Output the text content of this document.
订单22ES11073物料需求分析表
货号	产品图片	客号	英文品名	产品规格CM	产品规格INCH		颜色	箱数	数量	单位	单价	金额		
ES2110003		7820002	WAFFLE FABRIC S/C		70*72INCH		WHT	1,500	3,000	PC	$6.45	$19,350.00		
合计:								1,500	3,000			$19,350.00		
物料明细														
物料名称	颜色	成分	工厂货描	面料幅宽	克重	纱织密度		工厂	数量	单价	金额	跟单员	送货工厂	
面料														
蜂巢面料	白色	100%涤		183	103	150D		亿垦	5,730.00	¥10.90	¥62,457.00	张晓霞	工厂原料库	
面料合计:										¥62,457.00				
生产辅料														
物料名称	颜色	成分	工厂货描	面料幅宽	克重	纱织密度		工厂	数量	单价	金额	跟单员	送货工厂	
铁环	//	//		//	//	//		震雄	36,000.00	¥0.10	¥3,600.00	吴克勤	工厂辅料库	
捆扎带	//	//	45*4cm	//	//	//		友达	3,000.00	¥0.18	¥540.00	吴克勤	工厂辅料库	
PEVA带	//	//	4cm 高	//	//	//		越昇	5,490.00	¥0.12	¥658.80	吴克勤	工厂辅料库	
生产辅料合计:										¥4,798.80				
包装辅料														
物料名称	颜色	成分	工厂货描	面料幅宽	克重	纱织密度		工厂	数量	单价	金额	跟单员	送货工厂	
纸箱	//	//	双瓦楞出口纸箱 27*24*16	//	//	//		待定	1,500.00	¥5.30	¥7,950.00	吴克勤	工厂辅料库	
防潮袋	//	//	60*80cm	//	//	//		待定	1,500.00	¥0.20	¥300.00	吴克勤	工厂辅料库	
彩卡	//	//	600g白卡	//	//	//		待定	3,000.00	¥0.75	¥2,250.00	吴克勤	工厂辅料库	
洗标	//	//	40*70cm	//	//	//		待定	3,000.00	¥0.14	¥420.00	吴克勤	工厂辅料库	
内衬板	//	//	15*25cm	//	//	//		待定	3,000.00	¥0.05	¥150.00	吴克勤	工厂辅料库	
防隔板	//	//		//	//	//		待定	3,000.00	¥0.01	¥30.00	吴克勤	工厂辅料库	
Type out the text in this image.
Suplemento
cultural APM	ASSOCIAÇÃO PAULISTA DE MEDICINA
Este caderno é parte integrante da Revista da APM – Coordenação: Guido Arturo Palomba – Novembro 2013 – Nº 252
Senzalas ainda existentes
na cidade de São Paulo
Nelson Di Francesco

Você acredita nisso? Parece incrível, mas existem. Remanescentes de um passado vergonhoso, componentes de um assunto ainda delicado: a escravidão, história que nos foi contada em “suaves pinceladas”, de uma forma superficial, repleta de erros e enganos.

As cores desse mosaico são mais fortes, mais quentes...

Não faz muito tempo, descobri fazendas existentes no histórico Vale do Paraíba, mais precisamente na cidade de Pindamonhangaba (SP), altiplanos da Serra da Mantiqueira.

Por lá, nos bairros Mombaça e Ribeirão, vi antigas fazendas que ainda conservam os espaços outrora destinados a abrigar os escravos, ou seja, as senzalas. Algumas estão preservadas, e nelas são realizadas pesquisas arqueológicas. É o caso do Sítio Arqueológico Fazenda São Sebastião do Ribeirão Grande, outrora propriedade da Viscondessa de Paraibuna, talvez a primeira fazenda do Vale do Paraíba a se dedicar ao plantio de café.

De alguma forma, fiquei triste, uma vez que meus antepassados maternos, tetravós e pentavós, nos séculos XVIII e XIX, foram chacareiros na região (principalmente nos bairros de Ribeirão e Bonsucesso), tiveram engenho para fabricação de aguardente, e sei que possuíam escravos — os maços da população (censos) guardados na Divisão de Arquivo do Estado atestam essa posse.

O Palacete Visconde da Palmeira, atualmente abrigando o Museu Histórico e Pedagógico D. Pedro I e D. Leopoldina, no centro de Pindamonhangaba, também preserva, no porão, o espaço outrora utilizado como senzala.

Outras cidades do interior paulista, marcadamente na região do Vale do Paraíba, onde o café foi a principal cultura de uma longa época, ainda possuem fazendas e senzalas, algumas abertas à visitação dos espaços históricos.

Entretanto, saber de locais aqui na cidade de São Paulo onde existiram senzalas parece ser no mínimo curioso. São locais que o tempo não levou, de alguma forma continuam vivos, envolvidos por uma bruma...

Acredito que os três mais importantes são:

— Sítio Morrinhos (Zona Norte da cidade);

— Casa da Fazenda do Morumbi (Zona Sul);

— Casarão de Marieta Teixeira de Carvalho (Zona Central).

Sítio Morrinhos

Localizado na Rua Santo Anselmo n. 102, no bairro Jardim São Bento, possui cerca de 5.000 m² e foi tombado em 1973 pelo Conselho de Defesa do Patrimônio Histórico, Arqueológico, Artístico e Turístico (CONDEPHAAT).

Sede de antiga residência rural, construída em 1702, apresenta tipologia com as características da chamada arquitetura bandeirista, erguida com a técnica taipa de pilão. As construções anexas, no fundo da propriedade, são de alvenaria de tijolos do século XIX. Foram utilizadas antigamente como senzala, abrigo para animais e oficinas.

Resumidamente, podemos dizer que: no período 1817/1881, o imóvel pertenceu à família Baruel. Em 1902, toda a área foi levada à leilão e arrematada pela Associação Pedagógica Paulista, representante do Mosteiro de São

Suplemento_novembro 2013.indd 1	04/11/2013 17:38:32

- - - -

■ **Instructions to follow**
Filter the records above for lines containing the word "Zona", and copy those lines.

■ **Result**
— Sítio Morrinhos (Zona Norte da cidade);
— Casa da Fazenda do Morumbi (Zona Sul);
— Casarão de Marieta Teixeira de Carvalho (Zona Central).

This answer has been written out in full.